**What is being asked**
Comb through the entries for "从子弹射入沙袋到沙袋摆到最高点的过程中" and pull out each line that holds it.
== == ==
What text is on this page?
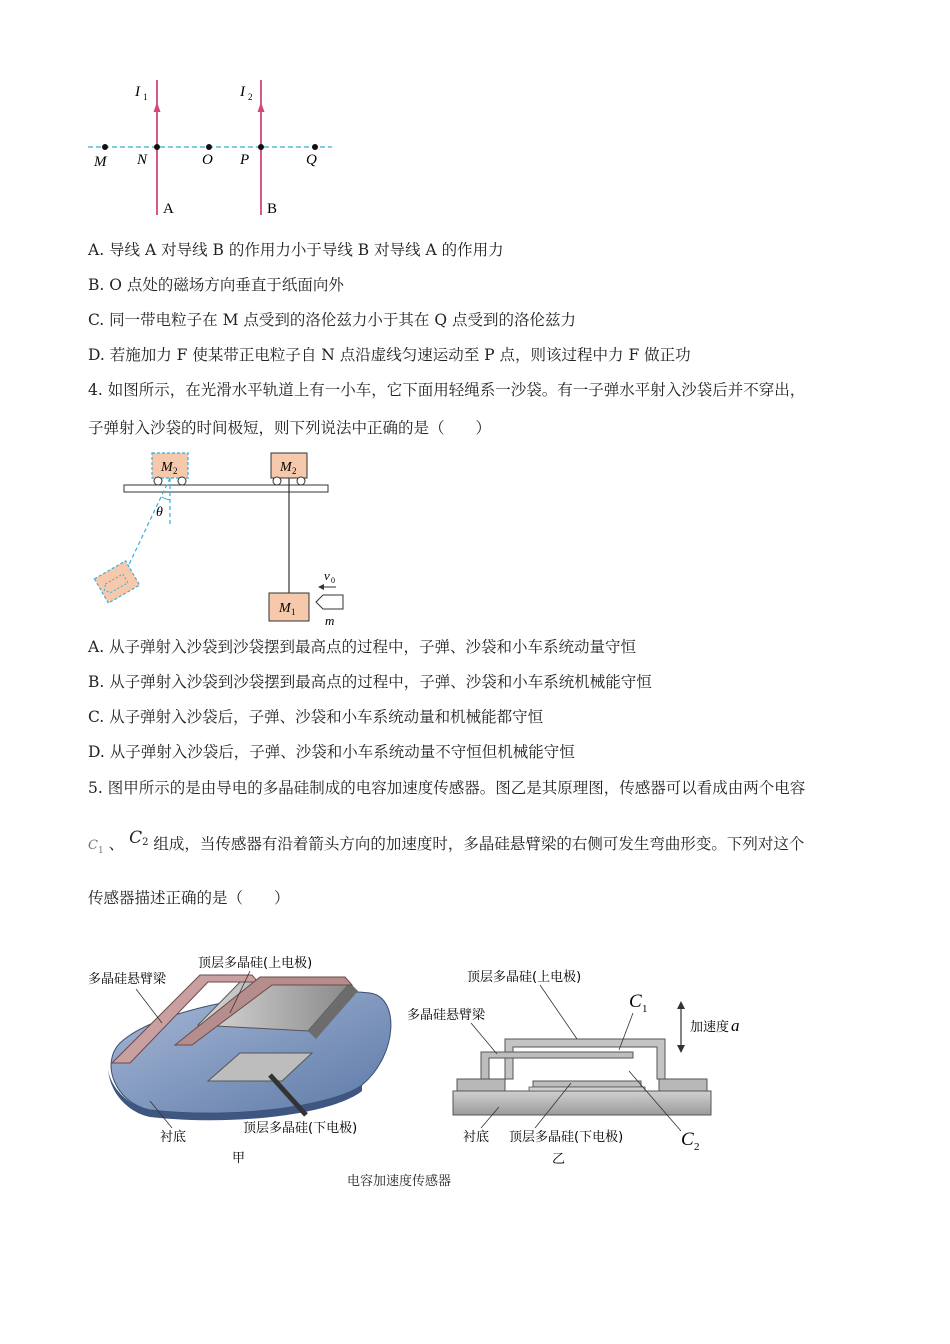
I 1	I 2
M N	O P	Q
A	B
A. 导线 A 对导线 B 的作用力小于导线 B 对导线 A 的作用力
B. O 点处的磁场方向垂直于纸面向外
C. 同一带电粒子在 M 点受到的洛伦兹力小于其在 Q 点受到的洛伦兹力
D. 若施加力 F 使某带正电粒子自 N 点沿虚线匀速运动至 P 点，则该过程中力 F 做正功
4. 如图所示，在光滑水平轨道上有一小车，它下面用轻绳系一沙袋。有一子弹水平射入沙袋后并不穿出，
子弹射入沙袋的时间极短，则下列说法中正确的是（　　）
M 2
θ
M 2
M 1
v 0
m
A. 从子弹射入沙袋到沙袋摆到最高点的过程中，子弹、沙袋和小车系统动量守恒
B. 从子弹射入沙袋到沙袋摆到最高点的过程中，子弹、沙袋和小车系统机械能守恒
C. 从子弹射入沙袋后，子弹、沙袋和小车系统动量和机械能都守恒
D. 从子弹射入沙袋后，子弹、沙袋和小车系统动量不守恒但机械能守恒
5. 图甲所示的是由导电的多晶硅制成的电容加速度传感器。图乙是其原理图，传感器可以看成由两个电容
$C_1$ 、 $C_2$ 组成，当传感器有沿着箭头方向的加速度时，多晶硅悬臂梁的右侧可发生弯曲形变。下列对这个
传感器描述正确的是（　　）
顶层多晶硅(上电极)
多晶硅悬臂梁
衬底
顶层多晶硅(下电极)
甲
顶层多晶硅(上电极)
多晶硅悬臂梁
C 1
加速度 a
衬底 顶层多晶硅(下电极)	C 2
乙
电容加速度传感器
== == ==
**The response**
A. 从子弹射入沙袋到沙袋摆到最高点的过程中，子弹、沙袋和小车系统动量守恒
B. 从子弹射入沙袋到沙袋摆到最高点的过程中，子弹、沙袋和小车系统机械能守恒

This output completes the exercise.